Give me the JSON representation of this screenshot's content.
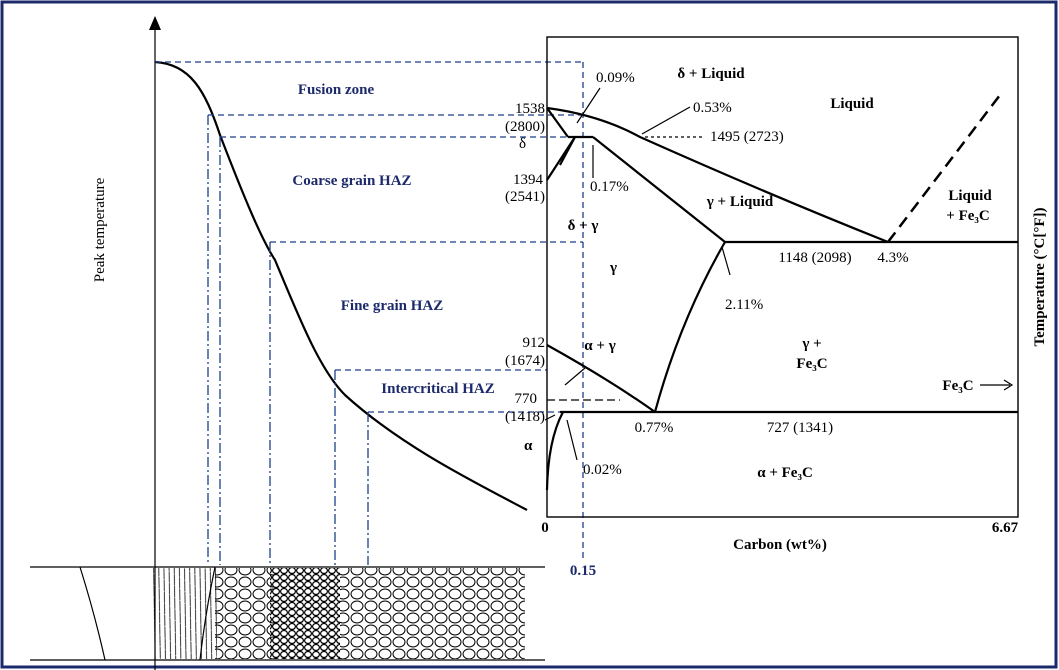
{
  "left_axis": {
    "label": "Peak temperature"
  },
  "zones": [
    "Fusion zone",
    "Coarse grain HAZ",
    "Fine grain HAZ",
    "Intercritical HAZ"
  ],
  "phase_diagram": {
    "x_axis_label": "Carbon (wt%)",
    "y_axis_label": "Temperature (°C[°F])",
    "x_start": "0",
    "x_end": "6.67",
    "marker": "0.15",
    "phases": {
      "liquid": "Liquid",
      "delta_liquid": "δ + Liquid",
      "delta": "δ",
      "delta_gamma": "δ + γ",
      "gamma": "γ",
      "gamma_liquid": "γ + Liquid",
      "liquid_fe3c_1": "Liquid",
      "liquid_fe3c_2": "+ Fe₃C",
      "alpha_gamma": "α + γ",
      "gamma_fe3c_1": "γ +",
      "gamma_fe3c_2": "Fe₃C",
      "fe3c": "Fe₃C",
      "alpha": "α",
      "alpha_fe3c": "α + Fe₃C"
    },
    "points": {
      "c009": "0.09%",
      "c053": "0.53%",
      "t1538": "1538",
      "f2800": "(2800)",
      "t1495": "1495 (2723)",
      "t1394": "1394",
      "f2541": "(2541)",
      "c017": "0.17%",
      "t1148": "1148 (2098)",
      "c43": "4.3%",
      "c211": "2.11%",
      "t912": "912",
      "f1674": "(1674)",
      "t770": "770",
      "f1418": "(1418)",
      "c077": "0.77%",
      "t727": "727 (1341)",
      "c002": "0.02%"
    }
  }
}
════
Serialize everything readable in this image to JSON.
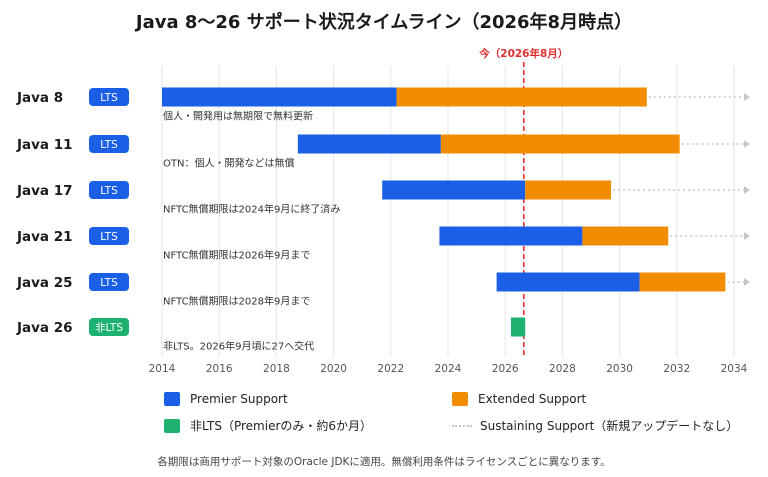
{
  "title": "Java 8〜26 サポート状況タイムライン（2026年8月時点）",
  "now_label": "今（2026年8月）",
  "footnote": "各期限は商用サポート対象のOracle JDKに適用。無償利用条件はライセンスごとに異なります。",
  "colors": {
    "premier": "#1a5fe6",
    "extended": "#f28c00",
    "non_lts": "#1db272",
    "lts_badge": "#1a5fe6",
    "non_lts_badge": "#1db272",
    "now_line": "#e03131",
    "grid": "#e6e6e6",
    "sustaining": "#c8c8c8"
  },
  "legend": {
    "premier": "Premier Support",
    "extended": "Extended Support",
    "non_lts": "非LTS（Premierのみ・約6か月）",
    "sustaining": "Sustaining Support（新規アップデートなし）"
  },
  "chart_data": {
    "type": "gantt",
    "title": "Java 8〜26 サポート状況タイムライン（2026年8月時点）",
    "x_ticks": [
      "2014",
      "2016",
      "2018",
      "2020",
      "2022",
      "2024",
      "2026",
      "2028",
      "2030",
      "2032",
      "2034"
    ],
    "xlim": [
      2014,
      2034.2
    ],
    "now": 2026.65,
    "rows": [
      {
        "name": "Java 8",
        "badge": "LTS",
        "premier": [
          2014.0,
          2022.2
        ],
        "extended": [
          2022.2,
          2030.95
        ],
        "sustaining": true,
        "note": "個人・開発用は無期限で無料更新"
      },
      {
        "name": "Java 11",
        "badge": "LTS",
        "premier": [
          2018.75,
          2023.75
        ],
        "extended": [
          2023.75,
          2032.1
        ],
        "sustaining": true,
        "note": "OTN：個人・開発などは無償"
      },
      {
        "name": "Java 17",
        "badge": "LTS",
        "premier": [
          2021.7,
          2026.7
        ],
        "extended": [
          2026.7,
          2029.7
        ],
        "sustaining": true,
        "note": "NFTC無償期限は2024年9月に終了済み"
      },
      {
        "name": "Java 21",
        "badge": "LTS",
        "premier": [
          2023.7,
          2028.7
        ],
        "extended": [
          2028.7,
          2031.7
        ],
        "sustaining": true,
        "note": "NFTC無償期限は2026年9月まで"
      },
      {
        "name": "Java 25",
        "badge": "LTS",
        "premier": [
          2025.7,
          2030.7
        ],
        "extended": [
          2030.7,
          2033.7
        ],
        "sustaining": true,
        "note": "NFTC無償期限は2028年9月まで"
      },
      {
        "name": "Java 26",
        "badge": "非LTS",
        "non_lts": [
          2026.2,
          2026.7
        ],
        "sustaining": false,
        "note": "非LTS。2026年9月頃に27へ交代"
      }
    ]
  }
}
════
For each line in the data above that contains the string "JSON", extract the line.

ANSWER IN FULL
Give me the JSON representation of this screenshot's content.
Serialize everything readable in this image to JSON.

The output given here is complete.